>> start Exercise inputs
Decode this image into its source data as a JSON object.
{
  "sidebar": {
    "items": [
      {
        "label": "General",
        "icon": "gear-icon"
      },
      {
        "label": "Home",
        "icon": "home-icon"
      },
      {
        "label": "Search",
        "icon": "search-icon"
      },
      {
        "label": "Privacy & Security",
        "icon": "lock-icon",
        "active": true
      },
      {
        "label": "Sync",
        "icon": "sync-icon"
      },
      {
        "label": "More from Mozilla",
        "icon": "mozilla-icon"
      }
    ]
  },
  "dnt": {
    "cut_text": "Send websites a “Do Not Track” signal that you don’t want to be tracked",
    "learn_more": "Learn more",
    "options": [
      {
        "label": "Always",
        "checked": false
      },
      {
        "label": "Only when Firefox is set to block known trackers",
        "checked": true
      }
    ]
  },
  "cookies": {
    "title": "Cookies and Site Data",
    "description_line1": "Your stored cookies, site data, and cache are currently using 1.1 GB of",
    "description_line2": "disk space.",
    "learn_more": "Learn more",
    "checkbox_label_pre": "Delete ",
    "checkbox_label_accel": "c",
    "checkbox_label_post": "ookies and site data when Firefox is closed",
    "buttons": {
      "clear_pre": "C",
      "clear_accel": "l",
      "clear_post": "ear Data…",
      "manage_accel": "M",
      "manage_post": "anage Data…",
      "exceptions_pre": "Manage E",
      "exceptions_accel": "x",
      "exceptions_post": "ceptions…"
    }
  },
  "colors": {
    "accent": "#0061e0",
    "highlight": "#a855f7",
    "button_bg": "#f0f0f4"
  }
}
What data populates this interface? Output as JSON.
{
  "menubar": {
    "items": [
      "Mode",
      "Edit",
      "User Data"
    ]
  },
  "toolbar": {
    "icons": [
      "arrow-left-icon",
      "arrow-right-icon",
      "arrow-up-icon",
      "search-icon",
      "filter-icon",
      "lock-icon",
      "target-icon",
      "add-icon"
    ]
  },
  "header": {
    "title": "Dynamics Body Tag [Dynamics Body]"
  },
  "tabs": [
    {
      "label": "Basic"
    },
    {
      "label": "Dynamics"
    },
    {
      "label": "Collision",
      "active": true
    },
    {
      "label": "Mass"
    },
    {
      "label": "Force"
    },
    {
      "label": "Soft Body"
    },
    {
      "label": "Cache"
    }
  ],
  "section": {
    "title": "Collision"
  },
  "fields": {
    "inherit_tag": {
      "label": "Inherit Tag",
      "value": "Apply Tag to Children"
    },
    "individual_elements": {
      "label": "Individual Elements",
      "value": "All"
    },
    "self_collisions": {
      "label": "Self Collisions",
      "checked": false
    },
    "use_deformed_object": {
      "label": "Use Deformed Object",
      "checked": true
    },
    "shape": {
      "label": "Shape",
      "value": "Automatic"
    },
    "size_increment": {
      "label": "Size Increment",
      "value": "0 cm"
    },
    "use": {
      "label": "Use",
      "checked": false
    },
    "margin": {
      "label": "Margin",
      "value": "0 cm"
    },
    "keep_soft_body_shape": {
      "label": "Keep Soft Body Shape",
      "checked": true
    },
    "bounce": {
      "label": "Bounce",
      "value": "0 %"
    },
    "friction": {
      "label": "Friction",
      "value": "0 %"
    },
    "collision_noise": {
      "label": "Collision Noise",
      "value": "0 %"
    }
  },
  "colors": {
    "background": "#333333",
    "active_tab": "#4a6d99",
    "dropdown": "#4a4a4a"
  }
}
>> end Exercise inputs
>> start Exercise inputs
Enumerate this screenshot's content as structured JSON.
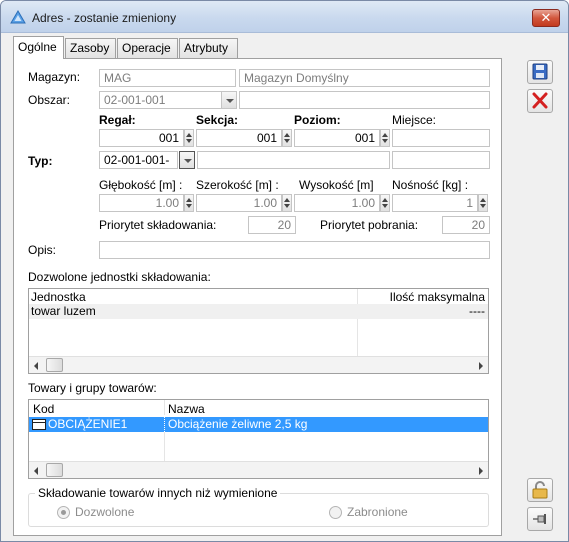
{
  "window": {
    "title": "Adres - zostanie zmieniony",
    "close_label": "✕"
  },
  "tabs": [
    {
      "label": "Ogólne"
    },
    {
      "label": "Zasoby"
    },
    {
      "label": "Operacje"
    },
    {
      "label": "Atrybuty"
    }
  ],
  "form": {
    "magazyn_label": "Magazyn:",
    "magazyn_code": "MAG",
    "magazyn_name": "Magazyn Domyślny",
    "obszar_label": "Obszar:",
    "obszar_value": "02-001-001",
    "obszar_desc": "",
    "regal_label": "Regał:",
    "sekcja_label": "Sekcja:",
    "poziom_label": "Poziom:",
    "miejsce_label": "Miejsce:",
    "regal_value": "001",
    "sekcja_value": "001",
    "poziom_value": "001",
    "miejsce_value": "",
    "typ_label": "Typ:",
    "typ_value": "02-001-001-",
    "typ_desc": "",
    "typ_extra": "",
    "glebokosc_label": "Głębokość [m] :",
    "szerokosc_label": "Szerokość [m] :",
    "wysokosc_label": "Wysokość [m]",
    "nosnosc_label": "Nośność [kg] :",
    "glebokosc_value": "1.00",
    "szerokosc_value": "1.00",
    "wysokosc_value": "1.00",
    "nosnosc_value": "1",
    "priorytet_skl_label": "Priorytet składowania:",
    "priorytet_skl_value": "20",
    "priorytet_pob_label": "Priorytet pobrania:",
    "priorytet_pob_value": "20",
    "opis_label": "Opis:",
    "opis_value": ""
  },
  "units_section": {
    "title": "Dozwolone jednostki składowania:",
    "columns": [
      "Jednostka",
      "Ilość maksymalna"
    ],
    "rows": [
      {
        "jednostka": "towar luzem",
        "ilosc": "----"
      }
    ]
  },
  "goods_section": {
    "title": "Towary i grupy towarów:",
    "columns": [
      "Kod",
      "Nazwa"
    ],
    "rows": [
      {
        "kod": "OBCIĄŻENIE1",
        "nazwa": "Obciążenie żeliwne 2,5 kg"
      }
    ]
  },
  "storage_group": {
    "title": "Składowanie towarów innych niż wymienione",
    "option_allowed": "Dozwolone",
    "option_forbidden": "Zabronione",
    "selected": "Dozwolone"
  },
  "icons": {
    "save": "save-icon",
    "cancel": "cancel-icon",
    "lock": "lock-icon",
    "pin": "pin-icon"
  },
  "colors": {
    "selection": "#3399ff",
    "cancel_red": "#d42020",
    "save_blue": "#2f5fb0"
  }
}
>> end Exercise inputs
• Aim:
Isolate each line of the listing above that includes "Dynamics". Copy it.

• Task answer:
    "title": "Dynamics Body Tag [Dynamics Body]"
      "label": "Dynamics"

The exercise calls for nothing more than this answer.